* Given request
Could you print all the entries exactly?

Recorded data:

——

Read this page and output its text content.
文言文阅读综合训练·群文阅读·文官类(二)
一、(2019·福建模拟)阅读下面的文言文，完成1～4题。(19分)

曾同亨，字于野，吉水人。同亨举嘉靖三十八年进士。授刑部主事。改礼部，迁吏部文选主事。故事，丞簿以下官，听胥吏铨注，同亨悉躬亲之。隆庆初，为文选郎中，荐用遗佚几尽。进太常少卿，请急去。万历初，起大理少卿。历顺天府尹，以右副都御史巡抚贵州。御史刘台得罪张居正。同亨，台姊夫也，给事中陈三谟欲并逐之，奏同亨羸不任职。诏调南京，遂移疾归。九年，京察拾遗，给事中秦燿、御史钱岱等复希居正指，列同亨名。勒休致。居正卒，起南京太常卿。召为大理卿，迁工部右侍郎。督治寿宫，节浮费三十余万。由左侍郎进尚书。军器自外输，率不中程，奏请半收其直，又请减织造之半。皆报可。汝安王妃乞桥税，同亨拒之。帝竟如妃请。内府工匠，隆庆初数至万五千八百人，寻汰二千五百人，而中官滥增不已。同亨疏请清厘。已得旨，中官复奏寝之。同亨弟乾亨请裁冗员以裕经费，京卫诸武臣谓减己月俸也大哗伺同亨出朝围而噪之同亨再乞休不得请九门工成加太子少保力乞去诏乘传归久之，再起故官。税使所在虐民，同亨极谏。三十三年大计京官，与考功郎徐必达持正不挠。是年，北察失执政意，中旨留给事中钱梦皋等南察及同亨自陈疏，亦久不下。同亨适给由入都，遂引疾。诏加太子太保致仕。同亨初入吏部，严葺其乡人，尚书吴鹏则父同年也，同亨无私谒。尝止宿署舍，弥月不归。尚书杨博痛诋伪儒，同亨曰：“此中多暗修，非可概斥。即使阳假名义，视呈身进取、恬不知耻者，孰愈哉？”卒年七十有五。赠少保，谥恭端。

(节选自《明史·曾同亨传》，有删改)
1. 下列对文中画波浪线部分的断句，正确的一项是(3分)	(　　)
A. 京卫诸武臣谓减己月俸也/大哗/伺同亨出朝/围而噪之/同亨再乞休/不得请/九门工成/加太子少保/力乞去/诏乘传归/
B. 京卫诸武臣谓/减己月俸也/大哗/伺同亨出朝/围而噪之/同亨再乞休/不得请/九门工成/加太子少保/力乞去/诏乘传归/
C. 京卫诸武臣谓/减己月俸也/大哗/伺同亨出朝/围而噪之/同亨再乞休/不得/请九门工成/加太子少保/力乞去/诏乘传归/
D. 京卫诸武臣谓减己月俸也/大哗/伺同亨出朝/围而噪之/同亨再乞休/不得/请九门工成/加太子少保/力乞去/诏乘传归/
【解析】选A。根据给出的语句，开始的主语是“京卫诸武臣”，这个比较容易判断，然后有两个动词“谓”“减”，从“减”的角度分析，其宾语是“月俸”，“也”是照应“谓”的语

——

* Response to this exercise
Read this page and output its text content.
文言文阅读综合训练·群文阅读·文官类(二)
一、(2019·福建模拟)阅读下面的文言文，完成1～4题。(19分)

曾同亨，字于野，吉水人。同亨举嘉靖三十八年进士。授刑部主事。改礼部，迁吏部文选主事。故事，丞簿以下官，听胥吏铨注，同亨悉躬亲之。隆庆初，为文选郎中，荐用遗佚几尽。进太常少卿，请急去。万历初，起大理少卿。历顺天府尹，以右副都御史巡抚贵州。御史刘台得罪张居正。同亨，台姊夫也，给事中陈三谟欲并逐之，奏同亨羸不任职。诏调南京，遂移疾归。九年，京察拾遗，给事中秦燿、御史钱岱等复希居正指，列同亨名。勒休致。居正卒，起南京太常卿。召为大理卿，迁工部右侍郎。督治寿宫，节浮费三十余万。由左侍郎进尚书。军器自外输，率不中程，奏请半收其直，又请减织造之半。皆报可。汝安王妃乞桥税，同亨拒之。帝竟如妃请。内府工匠，隆庆初数至万五千八百人，寻汰二千五百人，而中官滥增不已。同亨疏请清厘。已得旨，中官复奏寝之。同亨弟乾亨请裁冗员以裕经费，京卫诸武臣谓减己月俸也大哗伺同亨出朝围而噪之同亨再乞休不得请九门工成加太子少保力乞去诏乘传归久之，再起故官。税使所在虐民，同亨极谏。三十三年大计京官，与考功郎徐必达持正不挠。是年，北察失执政意，中旨留给事中钱梦皋等南察及同亨自陈疏，亦久不下。同亨适给由入都，遂引疾。诏加太子太保致仕。同亨初入吏部，严葺其乡人，尚书吴鹏则父同年也，同亨无私谒。尝止宿署舍，弥月不归。尚书杨博痛诋伪儒，同亨曰：“此中多暗修，非可概斥。即使阳假名义，视呈身进取、恬不知耻者，孰愈哉？”卒年七十有五。赠少保，谥恭端。

(节选自《明史·曾同亨传》，有删改)
1. 下列对文中画波浪线部分的断句，正确的一项是(3分)	(　　)
A. 京卫诸武臣谓减己月俸也/大哗/伺同亨出朝/围而噪之/同亨再乞休/不得请/九门工成/加太子少保/力乞去/诏乘传归/
B. 京卫诸武臣谓/减己月俸也/大哗/伺同亨出朝/围而噪之/同亨再乞休/不得请/九门工成/加太子少保/力乞去/诏乘传归/
C. 京卫诸武臣谓/减己月俸也/大哗/伺同亨出朝/围而噪之/同亨再乞休/不得/请九门工成/加太子少保/力乞去/诏乘传归/
D. 京卫诸武臣谓减己月俸也/大哗/伺同亨出朝/围而噪之/同亨再乞休/不得/请九门工成/加太子少保/力乞去/诏乘传归/
【解析】选A。根据给出的语句，开始的主语是“京卫诸武臣”，这个比较容易判断，然后有两个动词“谓”“减”，从“减”的角度分析，其宾语是“月俸”，“也”是照应“谓”的语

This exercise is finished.